Entries taken from a collection
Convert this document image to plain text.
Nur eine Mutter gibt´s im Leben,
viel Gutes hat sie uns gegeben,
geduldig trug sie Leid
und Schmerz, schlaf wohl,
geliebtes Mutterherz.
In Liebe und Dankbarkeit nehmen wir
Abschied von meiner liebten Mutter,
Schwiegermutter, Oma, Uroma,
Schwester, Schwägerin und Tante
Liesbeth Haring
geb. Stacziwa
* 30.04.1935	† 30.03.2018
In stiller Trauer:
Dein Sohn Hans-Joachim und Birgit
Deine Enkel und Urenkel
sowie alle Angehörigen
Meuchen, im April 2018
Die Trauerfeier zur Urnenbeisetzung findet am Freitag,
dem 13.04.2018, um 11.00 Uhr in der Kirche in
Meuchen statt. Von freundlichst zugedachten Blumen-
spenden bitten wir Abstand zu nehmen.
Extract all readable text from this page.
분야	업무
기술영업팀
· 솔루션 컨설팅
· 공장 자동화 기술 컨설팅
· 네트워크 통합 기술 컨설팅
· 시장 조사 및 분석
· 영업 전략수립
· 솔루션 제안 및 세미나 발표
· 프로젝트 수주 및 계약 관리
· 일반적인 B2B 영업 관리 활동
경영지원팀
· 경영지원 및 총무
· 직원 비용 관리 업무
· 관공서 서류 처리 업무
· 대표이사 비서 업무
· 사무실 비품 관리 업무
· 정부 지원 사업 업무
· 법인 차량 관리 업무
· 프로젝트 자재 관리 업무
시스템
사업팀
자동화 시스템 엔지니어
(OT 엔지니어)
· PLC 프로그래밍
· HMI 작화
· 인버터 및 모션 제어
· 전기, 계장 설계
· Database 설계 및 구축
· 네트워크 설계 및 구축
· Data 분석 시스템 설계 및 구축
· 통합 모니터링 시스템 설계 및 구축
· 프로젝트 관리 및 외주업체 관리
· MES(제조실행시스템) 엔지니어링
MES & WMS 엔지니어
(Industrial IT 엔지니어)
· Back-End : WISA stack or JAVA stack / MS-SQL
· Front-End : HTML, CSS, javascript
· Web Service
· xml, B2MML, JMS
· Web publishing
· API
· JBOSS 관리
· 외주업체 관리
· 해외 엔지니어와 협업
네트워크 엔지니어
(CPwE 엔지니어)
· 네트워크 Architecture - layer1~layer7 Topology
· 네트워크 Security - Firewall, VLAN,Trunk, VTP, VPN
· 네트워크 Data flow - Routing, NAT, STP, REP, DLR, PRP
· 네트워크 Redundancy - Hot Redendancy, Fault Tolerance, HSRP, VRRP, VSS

THE EXERCISE –
List the lines of the material in which the word "프로젝트" occurs.

CORRECT OUTPUT –
· 프로젝트 수주 및 계약 관리
· 프로젝트 자재 관리 업무
· 프로젝트 관리 및 외주업체 관리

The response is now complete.